• Your instructions: Begin at the line that contains "Output the text content of this document." and repeat every line from there to the end of the records below, inclusive, without adding any other line.

• Given records:
━━━━
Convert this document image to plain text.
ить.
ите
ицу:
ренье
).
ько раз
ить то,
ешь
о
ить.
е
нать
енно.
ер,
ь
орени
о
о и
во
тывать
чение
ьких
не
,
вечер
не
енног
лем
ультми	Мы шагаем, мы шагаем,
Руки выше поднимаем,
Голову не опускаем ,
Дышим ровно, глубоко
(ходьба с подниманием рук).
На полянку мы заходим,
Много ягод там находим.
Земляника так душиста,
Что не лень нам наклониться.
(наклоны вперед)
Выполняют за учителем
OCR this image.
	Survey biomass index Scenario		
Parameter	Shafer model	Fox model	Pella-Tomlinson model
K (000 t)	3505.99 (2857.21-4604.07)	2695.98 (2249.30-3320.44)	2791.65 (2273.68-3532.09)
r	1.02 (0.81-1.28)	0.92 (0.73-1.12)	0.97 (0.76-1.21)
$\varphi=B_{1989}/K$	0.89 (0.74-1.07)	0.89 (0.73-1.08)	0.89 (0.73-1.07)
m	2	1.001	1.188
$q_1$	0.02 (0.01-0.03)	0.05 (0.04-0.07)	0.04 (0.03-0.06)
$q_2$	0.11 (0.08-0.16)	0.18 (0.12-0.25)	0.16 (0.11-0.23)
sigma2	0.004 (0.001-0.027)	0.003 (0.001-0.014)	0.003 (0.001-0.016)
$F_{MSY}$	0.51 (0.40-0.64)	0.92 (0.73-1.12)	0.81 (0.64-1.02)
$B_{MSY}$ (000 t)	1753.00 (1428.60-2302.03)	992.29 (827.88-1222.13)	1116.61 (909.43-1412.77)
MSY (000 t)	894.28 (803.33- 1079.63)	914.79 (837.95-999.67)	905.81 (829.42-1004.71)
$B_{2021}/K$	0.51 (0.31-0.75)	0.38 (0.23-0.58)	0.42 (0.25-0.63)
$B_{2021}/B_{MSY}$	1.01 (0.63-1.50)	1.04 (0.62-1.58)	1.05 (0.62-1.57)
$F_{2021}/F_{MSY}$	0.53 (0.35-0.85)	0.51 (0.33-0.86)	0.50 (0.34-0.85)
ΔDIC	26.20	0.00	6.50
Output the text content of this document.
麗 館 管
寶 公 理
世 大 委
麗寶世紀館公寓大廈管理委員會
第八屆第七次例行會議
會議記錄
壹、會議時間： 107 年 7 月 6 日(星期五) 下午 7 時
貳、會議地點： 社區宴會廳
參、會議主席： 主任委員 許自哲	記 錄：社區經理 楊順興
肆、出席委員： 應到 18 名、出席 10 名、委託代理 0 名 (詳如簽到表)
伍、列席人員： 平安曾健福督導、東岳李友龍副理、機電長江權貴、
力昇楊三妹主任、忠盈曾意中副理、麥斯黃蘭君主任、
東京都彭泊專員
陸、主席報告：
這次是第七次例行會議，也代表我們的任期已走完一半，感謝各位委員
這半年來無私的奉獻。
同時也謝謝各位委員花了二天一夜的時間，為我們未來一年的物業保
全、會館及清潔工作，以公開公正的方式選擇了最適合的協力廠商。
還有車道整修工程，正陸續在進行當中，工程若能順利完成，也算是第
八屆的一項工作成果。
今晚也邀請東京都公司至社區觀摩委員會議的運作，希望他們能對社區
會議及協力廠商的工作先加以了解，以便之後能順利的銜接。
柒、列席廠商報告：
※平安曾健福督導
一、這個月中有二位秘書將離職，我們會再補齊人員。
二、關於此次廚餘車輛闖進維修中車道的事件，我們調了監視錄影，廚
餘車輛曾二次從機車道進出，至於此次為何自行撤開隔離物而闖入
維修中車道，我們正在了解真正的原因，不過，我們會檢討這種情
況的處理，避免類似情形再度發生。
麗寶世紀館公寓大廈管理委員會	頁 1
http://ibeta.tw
━━━━
• Answer:
Output the text content of this document.
麗 館 管
寶 公 理
世 大 委
麗寶世紀館公寓大廈管理委員會
第八屆第七次例行會議
會議記錄
壹、會議時間： 107 年 7 月 6 日(星期五) 下午 7 時
貳、會議地點： 社區宴會廳
參、會議主席： 主任委員 許自哲	記 錄：社區經理 楊順興
肆、出席委員： 應到 18 名、出席 10 名、委託代理 0 名 (詳如簽到表)
伍、列席人員： 平安曾健福督導、東岳李友龍副理、機電長江權貴、
力昇楊三妹主任、忠盈曾意中副理、麥斯黃蘭君主任、
東京都彭泊專員
陸、主席報告：
這次是第七次例行會議，也代表我們的任期已走完一半，感謝各位委員
這半年來無私的奉獻。
同時也謝謝各位委員花了二天一夜的時間，為我們未來一年的物業保
全、會館及清潔工作，以公開公正的方式選擇了最適合的協力廠商。
還有車道整修工程，正陸續在進行當中，工程若能順利完成，也算是第
八屆的一項工作成果。
今晚也邀請東京都公司至社區觀摩委員會議的運作，希望他們能對社區
會議及協力廠商的工作先加以了解，以便之後能順利的銜接。
柒、列席廠商報告：
※平安曾健福督導
一、這個月中有二位秘書將離職，我們會再補齊人員。
二、關於此次廚餘車輛闖進維修中車道的事件，我們調了監視錄影，廚
餘車輛曾二次從機車道進出，至於此次為何自行撤開隔離物而闖入
維修中車道，我們正在了解真正的原因，不過，我們會檢討這種情
況的處理，避免類似情形再度發生。
麗寶世紀館公寓大廈管理委員會	頁 1
http://ibeta.tw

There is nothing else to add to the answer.